** Begin **

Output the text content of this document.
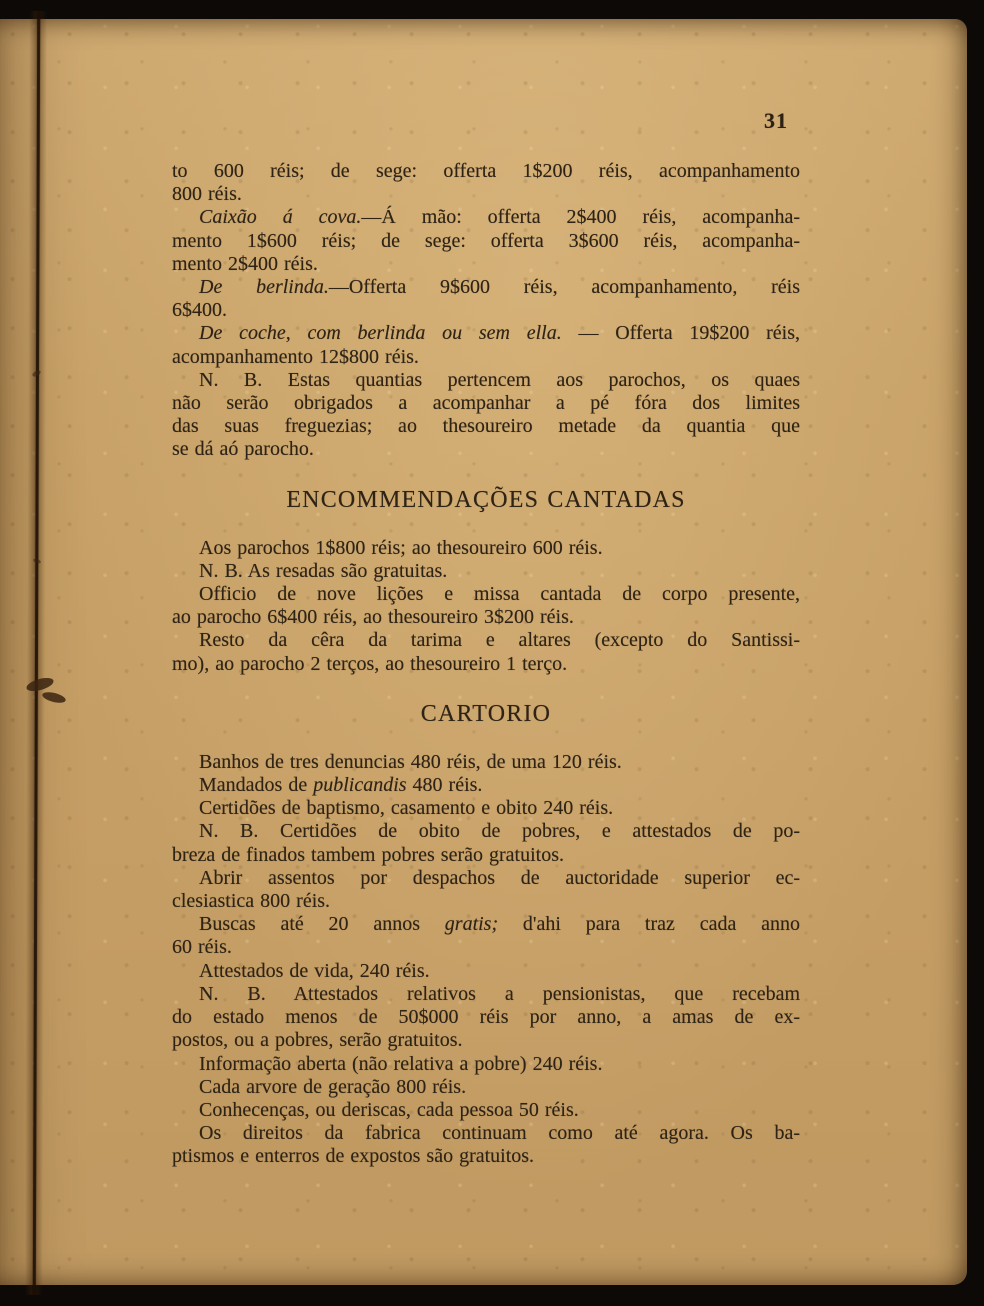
31
to 600 réis; de sege: offerta 1$200 réis, acompanhamento
800 réis.
Caixão á cova.—Á mão: offerta 2$400 réis, acompanha-
mento 1$600 réis; de sege: offerta 3$600 réis, acompanha-
mento 2$400 réis.
De berlinda.—Offerta 9$600 réis, acompanhamento, réis
6$400.
De coche, com berlinda ou sem ella. — Offerta 19$200 réis,
acompanhamento 12$800 réis.
N. B. Estas quantias pertencem aos parochos, os quaes
não serão obrigados a acompanhar a pé fóra dos limites
das suas freguezias; ao thesoureiro metade da quantia que
se dá aó parocho.
ENCOMMENDAÇÕES CANTADAS
Aos parochos 1$800 réis; ao thesoureiro 600 réis.
N. B. As resadas são gratuitas.
Officio de nove lições e missa cantada de corpo presente,
ao parocho 6$400 réis, ao thesoureiro 3$200 réis.
Resto da cêra da tarima e altares (excepto do Santissi-
mo), ao parocho 2 terços, ao thesoureiro 1 terço.
CARTORIO
Banhos de tres denuncias 480 réis, de uma 120 réis.
Mandados de publicandis 480 réis.
Certidões de baptismo, casamento e obito 240 réis.
N. B. Certidões de obito de pobres, e attestados de po-
breza de finados tambem pobres serão gratuitos.
Abrir assentos por despachos de auctoridade superior ec-
clesiastica 800 réis.
Buscas até 20 annos gratis; d'ahi para traz cada anno
60 réis.
Attestados de vida, 240 réis.
N. B. Attestados relativos a pensionistas, que recebam
do estado menos de 50$000 réis por anno, a amas de ex-
postos, ou a pobres, serão gratuitos.
Informação aberta (não relativa a pobre) 240 réis.
Cada arvore de geração 800 réis.
Conhecenças, ou deriscas, cada pessoa 50 réis.
Os direitos da fabrica continuam como até agora. Os ba-
ptismos e enterros de expostos são gratuitos.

** End **

Reproduce the material in its entirety and word for word, without the pictures.

Output the text content of this document.
31
to 600 réis; de sege: offerta 1$200 réis, acompanhamento
800 réis.
Caixão á cova.—Á mão: offerta 2$400 réis, acompanha-
mento 1$600 réis; de sege: offerta 3$600 réis, acompanha-
mento 2$400 réis.
De berlinda.—Offerta 9$600 réis, acompanhamento, réis
6$400.
De coche, com berlinda ou sem ella. — Offerta 19$200 réis,
acompanhamento 12$800 réis.
N. B. Estas quantias pertencem aos parochos, os quaes
não serão obrigados a acompanhar a pé fóra dos limites
das suas freguezias; ao thesoureiro metade da quantia que
se dá aó parocho.
ENCOMMENDAÇÕES CANTADAS
Aos parochos 1$800 réis; ao thesoureiro 600 réis.
N. B. As resadas são gratuitas.
Officio de nove lições e missa cantada de corpo presente,
ao parocho 6$400 réis, ao thesoureiro 3$200 réis.
Resto da cêra da tarima e altares (excepto do Santissi-
mo), ao parocho 2 terços, ao thesoureiro 1 terço.
CARTORIO
Banhos de tres denuncias 480 réis, de uma 120 réis.
Mandados de publicandis 480 réis.
Certidões de baptismo, casamento e obito 240 réis.
N. B. Certidões de obito de pobres, e attestados de po-
breza de finados tambem pobres serão gratuitos.
Abrir assentos por despachos de auctoridade superior ec-
clesiastica 800 réis.
Buscas até 20 annos gratis; d'ahi para traz cada anno
60 réis.
Attestados de vida, 240 réis.
N. B. Attestados relativos a pensionistas, que recebam
do estado menos de 50$000 réis por anno, a amas de ex-
postos, ou a pobres, serão gratuitos.
Informação aberta (não relativa a pobre) 240 réis.
Cada arvore de geração 800 réis.
Conhecenças, ou deriscas, cada pessoa 50 réis.
Os direitos da fabrica continuam como até agora. Os ba-
ptismos e enterros de expostos são gratuitos.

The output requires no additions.